▶ _Data items_
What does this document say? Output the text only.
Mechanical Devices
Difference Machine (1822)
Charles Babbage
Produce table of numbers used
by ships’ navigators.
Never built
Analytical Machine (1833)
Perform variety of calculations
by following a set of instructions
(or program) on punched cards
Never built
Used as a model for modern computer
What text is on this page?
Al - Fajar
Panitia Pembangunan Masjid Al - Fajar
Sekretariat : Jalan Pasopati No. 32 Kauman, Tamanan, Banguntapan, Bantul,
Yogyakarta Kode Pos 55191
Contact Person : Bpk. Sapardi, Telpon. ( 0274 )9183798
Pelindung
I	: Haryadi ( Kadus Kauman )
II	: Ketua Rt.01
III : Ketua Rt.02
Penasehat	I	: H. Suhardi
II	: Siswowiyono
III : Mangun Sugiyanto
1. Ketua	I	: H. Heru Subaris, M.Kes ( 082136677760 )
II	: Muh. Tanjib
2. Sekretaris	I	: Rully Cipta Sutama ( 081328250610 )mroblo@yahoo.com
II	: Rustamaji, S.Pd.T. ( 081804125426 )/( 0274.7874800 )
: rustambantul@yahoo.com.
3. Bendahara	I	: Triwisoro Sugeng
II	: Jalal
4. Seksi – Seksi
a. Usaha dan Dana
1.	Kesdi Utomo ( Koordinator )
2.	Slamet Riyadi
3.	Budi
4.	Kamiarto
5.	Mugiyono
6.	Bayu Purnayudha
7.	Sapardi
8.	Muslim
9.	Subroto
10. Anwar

▶ _Task directions_
Give back exactly the lines beginning at the one with "What text is on this page?" and ending at the final line of the material; both boundary lines belong in it.

▶ _Exercise answer_
What text is on this page?
Al - Fajar
Panitia Pembangunan Masjid Al - Fajar
Sekretariat : Jalan Pasopati No. 32 Kauman, Tamanan, Banguntapan, Bantul,
Yogyakarta Kode Pos 55191
Contact Person : Bpk. Sapardi, Telpon. ( 0274 )9183798
Pelindung
I	: Haryadi ( Kadus Kauman )
II	: Ketua Rt.01
III : Ketua Rt.02
Penasehat	I	: H. Suhardi
II	: Siswowiyono
III : Mangun Sugiyanto
1. Ketua	I	: H. Heru Subaris, M.Kes ( 082136677760 )
II	: Muh. Tanjib
2. Sekretaris	I	: Rully Cipta Sutama ( 081328250610 )mroblo@yahoo.com
II	: Rustamaji, S.Pd.T. ( 081804125426 )/( 0274.7874800 )
: rustambantul@yahoo.com.
3. Bendahara	I	: Triwisoro Sugeng
II	: Jalal
4. Seksi – Seksi
a. Usaha dan Dana
1.	Kesdi Utomo ( Koordinator )
2.	Slamet Riyadi
3.	Budi
4.	Kamiarto
5.	Mugiyono
6.	Bayu Purnayudha
7.	Sapardi
8.	Muslim
9.	Subroto
10. Anwar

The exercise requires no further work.